TASK DETAILS
Convert the material's lines into a JSON list of strings, one string per line, omitting blank lines, starting at the line that contains "outer-number-upper-right: 3 [348,423,360,449]" and ending at the line that contains "option-value: 216 [145,803,192,838]".

DATA LISTING
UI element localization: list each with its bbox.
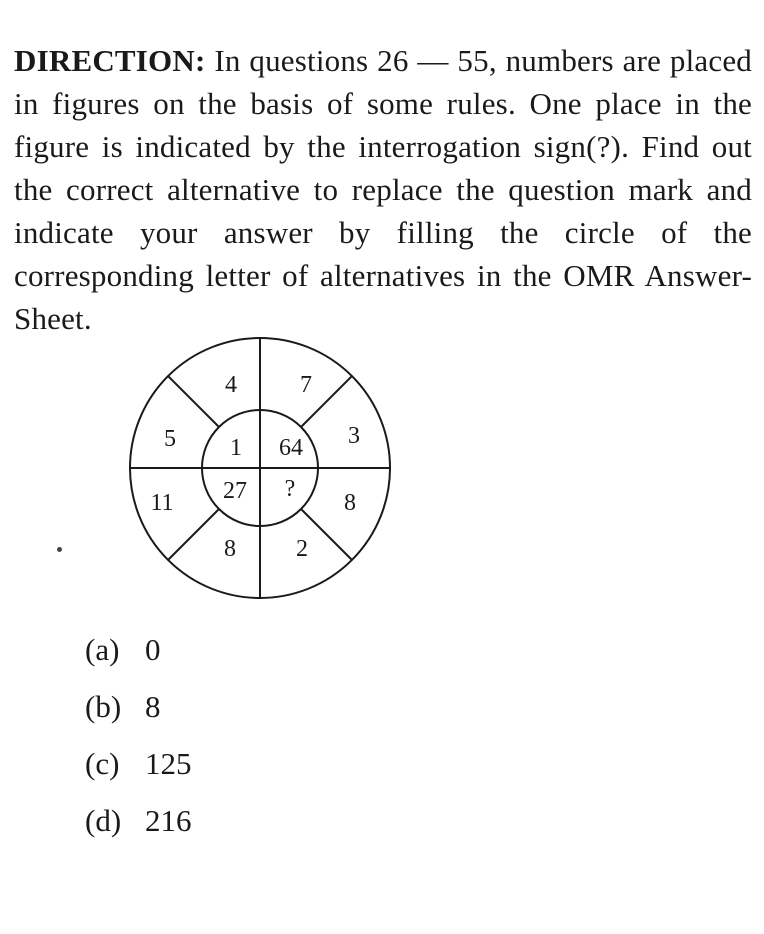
outer-number-upper-right: 3 [348,423,360,449]
option-letter: (d) [85,803,122,838]
number-circle-figure [120,330,400,610]
diagonal-bottom-right [301,509,352,560]
option-a [85,625,385,682]
option-c [85,739,385,796]
outer-number-top-left: 4 [225,372,237,398]
option-value: 125 [145,746,192,781]
outer-number-upper-left: 5 [164,426,176,452]
option-value: 0 [145,632,161,667]
stray-dot [57,547,62,552]
option-d [85,796,385,853]
option-letter: (b) [85,689,122,724]
option-value: 8 [145,689,161,724]
direction-paragraph [14,39,752,340]
option-letter: (a) [85,632,120,667]
inner-number-top-left: 1 [230,435,242,461]
circle-figure-svg [120,330,400,610]
outer-number-bottom-left: 8 [224,536,236,562]
option-letter: (c) [85,746,120,781]
inner-number-top-right: 64 [279,435,303,461]
diagonal-top-left [168,376,219,427]
outer-number-bottom-right: 2 [296,536,308,562]
inner-number-bottom-left: 27 [223,478,247,504]
outer-number-top-right: 7 [300,372,312,398]
answer-options [85,625,385,853]
direction-label: DIRECTION: [14,43,206,78]
option-b [85,682,385,739]
direction-text: In questions 26 — 55, numbers are placed in figures on the basis of some rules. One place in the figure is indicated by the interrogation sign(?). Find out the correct alternative to replace the question mark and indicate your answer by filling the circle of the corresponding letter of alternatives in the OMR Answer-Sheet. [14,43,752,336]
diagonal-bottom-left [168,509,219,560]
outer-number-lower-right: 8 [344,490,356,516]
option-value: 216 [145,803,192,838]
outer-number-lower-left: 11 [150,490,174,516]
inner-question-mark: ? [284,476,296,502]
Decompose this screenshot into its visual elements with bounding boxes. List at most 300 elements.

EXERCISE RESPONSE
[
  "outer-number-upper-right: 3 [348,423,360,449]",
  "option-letter: (d) [85,803,122,838]",
  "number-circle-figure [120,330,400,610]",
  "diagonal-bottom-right [301,509,352,560]",
  "option-a [85,625,385,682]",
  "option-c [85,739,385,796]",
  "outer-number-top-left: 4 [225,372,237,398]",
  "option-value: 125 [145,746,192,781]",
  "outer-number-upper-left: 5 [164,426,176,452]",
  "option-value: 0 [145,632,161,667]",
  "stray-dot [57,547,62,552]",
  "option-d [85,796,385,853]",
  "option-letter: (b) [85,689,122,724]",
  "option-value: 8 [145,689,161,724]",
  "direction-paragraph [14,39,752,340]",
  "option-letter: (a) [85,632,120,667]",
  "inner-number-top-left: 1 [230,435,242,461]",
  "circle-figure-svg [120,330,400,610]",
  "outer-number-bottom-left: 8 [224,536,236,562]",
  "option-letter: (c) [85,746,120,781]",
  "inner-number-top-right: 64 [279,435,303,461]",
  "diagonal-top-left [168,376,219,427]",
  "outer-number-bottom-right: 2 [296,536,308,562]",
  "inner-number-bottom-left: 27 [223,478,247,504]",
  "outer-number-top-right: 7 [300,372,312,398]",
  "answer-options [85,625,385,853]",
  "direction-label: DIRECTION: [14,43,206,78]",
  "option-b [85,682,385,739]",
  "direction-text: In questions 26 — 55, numbers are placed in figures on the basis of some rules. One place in the figure is indicated by the interrogation sign(?). Find out the correct alternative to replace the question mark and indicate your answer by filling the circle of the corresponding letter of alternatives in the OMR Answer-Sheet. [14,43,752,336]",
  "diagonal-bottom-left [168,509,219,560]",
  "outer-number-lower-right: 8 [344,490,356,516]",
  "option-value: 216 [145,803,192,838]"
]